Task statement:
The records that follow should be retyped word for word.

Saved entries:
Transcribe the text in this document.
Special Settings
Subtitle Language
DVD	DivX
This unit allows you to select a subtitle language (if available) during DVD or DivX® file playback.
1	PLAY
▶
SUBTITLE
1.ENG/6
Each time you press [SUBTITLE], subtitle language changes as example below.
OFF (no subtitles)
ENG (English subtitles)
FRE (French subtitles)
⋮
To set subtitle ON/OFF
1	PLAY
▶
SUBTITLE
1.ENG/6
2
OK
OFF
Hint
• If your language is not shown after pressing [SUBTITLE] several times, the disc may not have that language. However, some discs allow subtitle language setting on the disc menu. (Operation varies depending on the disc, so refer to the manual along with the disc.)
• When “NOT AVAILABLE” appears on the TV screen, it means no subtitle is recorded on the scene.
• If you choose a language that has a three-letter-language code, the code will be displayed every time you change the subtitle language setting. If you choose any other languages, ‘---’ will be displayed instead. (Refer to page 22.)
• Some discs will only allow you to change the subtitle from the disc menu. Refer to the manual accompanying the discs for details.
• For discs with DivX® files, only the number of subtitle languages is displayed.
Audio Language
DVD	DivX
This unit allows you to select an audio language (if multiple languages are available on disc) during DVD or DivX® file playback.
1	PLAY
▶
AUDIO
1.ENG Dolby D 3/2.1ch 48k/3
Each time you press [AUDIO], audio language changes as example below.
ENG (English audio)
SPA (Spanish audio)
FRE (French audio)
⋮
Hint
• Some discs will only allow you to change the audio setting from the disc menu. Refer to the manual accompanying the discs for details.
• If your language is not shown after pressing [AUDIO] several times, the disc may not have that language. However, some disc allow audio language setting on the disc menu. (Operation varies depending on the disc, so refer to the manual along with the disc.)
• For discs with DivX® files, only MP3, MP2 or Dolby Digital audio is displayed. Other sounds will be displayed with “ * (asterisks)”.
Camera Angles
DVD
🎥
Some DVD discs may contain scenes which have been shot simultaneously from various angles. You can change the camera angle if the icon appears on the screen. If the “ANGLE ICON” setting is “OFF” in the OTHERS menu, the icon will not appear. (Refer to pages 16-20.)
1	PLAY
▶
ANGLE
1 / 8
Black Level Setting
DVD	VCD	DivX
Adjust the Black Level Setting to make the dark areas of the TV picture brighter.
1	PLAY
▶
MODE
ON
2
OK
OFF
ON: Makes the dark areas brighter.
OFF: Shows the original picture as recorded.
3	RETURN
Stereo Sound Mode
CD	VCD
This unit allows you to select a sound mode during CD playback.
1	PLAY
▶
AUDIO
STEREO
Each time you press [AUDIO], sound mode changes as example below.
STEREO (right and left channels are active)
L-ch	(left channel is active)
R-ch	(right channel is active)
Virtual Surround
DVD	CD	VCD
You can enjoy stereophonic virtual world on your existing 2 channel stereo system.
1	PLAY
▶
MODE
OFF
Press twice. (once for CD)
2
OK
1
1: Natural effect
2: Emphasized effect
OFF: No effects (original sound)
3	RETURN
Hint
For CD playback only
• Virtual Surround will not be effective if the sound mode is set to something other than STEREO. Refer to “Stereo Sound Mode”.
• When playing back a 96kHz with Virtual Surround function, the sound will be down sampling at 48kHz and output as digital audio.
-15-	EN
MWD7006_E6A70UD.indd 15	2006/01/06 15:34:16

Exercise response:
Transcribe the text in this document.
Special Settings
Subtitle Language
DVD	DivX
This unit allows you to select a subtitle language (if available) during DVD or DivX® file playback.
1	PLAY
▶
SUBTITLE
1.ENG/6
Each time you press [SUBTITLE], subtitle language changes as example below.
OFF (no subtitles)
ENG (English subtitles)
FRE (French subtitles)
⋮
To set subtitle ON/OFF
1	PLAY
▶
SUBTITLE
1.ENG/6
2
OK
OFF
Hint
• If your language is not shown after pressing [SUBTITLE] several times, the disc may not have that language. However, some discs allow subtitle language setting on the disc menu. (Operation varies depending on the disc, so refer to the manual along with the disc.)
• When “NOT AVAILABLE” appears on the TV screen, it means no subtitle is recorded on the scene.
• If you choose a language that has a three-letter-language code, the code will be displayed every time you change the subtitle language setting. If you choose any other languages, ‘---’ will be displayed instead. (Refer to page 22.)
• Some discs will only allow you to change the subtitle from the disc menu. Refer to the manual accompanying the discs for details.
• For discs with DivX® files, only the number of subtitle languages is displayed.
Audio Language
DVD	DivX
This unit allows you to select an audio language (if multiple languages are available on disc) during DVD or DivX® file playback.
1	PLAY
▶
AUDIO
1.ENG Dolby D 3/2.1ch 48k/3
Each time you press [AUDIO], audio language changes as example below.
ENG (English audio)
SPA (Spanish audio)
FRE (French audio)
⋮
Hint
• Some discs will only allow you to change the audio setting from the disc menu. Refer to the manual accompanying the discs for details.
• If your language is not shown after pressing [AUDIO] several times, the disc may not have that language. However, some disc allow audio language setting on the disc menu. (Operation varies depending on the disc, so refer to the manual along with the disc.)
• For discs with DivX® files, only MP3, MP2 or Dolby Digital audio is displayed. Other sounds will be displayed with “ * (asterisks)”.
Camera Angles
DVD
🎥
Some DVD discs may contain scenes which have been shot simultaneously from various angles. You can change the camera angle if the icon appears on the screen. If the “ANGLE ICON” setting is “OFF” in the OTHERS menu, the icon will not appear. (Refer to pages 16-20.)
1	PLAY
▶
ANGLE
1 / 8
Black Level Setting
DVD	VCD	DivX
Adjust the Black Level Setting to make the dark areas of the TV picture brighter.
1	PLAY
▶
MODE
ON
2
OK
OFF
ON: Makes the dark areas brighter.
OFF: Shows the original picture as recorded.
3	RETURN
Stereo Sound Mode
CD	VCD
This unit allows you to select a sound mode during CD playback.
1	PLAY
▶
AUDIO
STEREO
Each time you press [AUDIO], sound mode changes as example below.
STEREO (right and left channels are active)
L-ch	(left channel is active)
R-ch	(right channel is active)
Virtual Surround
DVD	CD	VCD
You can enjoy stereophonic virtual world on your existing 2 channel stereo system.
1	PLAY
▶
MODE
OFF
Press twice. (once for CD)
2
OK
1
1: Natural effect
2: Emphasized effect
OFF: No effects (original sound)
3	RETURN
Hint
For CD playback only
• Virtual Surround will not be effective if the sound mode is set to something other than STEREO. Refer to “Stereo Sound Mode”.
• When playing back a 96kHz with Virtual Surround function, the sound will be down sampling at 48kHz and output as digital audio.
-15-	EN
MWD7006_E6A70UD.indd 15	2006/01/06 15:34:16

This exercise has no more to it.